╭─ Record extracts

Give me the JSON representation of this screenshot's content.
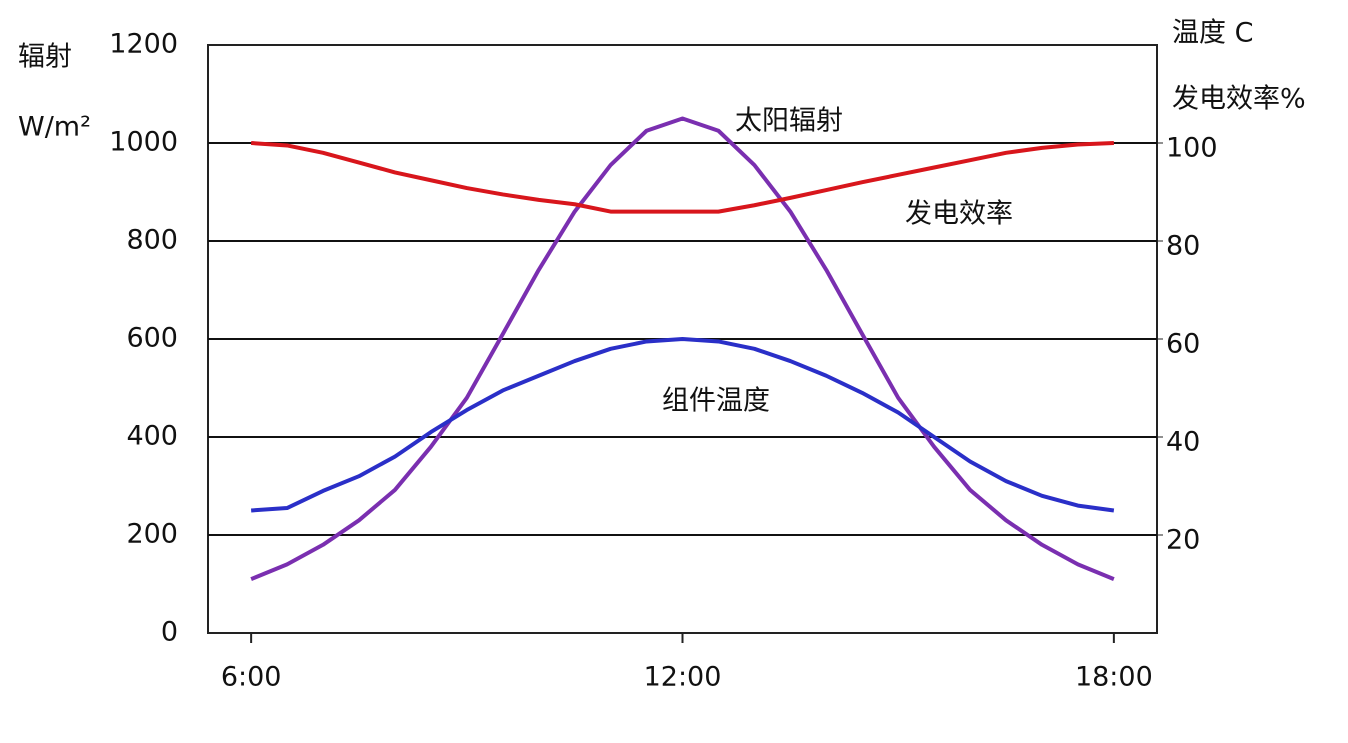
{
  "chart_data": {
    "type": "line",
    "y_label": "辐射",
    "y_unit": "W/m²",
    "y2_label": "温度 C",
    "y2_unit": "发电效率%",
    "annotations": [
      "太阳辐射",
      "发电效率",
      "组件温度"
    ],
    "xlim": [
      5.4,
      18.6
    ],
    "xticks": [
      {
        "value": 6,
        "label": "6:00"
      },
      {
        "value": 12,
        "label": "12:00"
      },
      {
        "value": 18,
        "label": "18:00"
      }
    ],
    "ylim": [
      0,
      1200
    ],
    "yticks": [
      0,
      200,
      400,
      600,
      800,
      1000,
      1200
    ],
    "y2lim": [
      0,
      120
    ],
    "y2ticks": [
      20,
      40,
      60,
      80,
      100
    ],
    "grid": true,
    "x": [
      6,
      6.5,
      7,
      7.5,
      8,
      8.5,
      9,
      9.5,
      10,
      10.5,
      11,
      11.5,
      12,
      12.5,
      13,
      13.5,
      14,
      14.5,
      15,
      15.5,
      16,
      16.5,
      17,
      17.5,
      18
    ],
    "series": [
      {
        "name": "太阳辐射",
        "color": "#7a2fb0",
        "values": [
          110,
          140,
          180,
          230,
          292,
          380,
          480,
          610,
          741,
          860,
          955,
          1025,
          1050,
          1025,
          955,
          860,
          741,
          610,
          480,
          380,
          292,
          230,
          180,
          140,
          110
        ]
      },
      {
        "name": "组件温度",
        "color": "#2a2fc8",
        "axis": "y2",
        "values": [
          25,
          25.5,
          29,
          32,
          36,
          41,
          45.5,
          49.5,
          52.5,
          55.5,
          58,
          59.5,
          60,
          59.5,
          58,
          55.5,
          52.5,
          49,
          45,
          40,
          35,
          31,
          28,
          26,
          25
        ]
      },
      {
        "name": "发电效率",
        "color": "#d8161c",
        "axis": "y2",
        "values": [
          100,
          99.5,
          98,
          96,
          94,
          92.4,
          90.8,
          89.5,
          88.4,
          87.5,
          86,
          86,
          86,
          86,
          87.3,
          88.8,
          90.4,
          92,
          93.5,
          95,
          96.5,
          98,
          99,
          99.7,
          100
        ]
      }
    ]
  }
}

╰─

== Stated exercise ==
Determine how many lines of the entries above carry the string "color", and give that number alone.

== Answer ==
3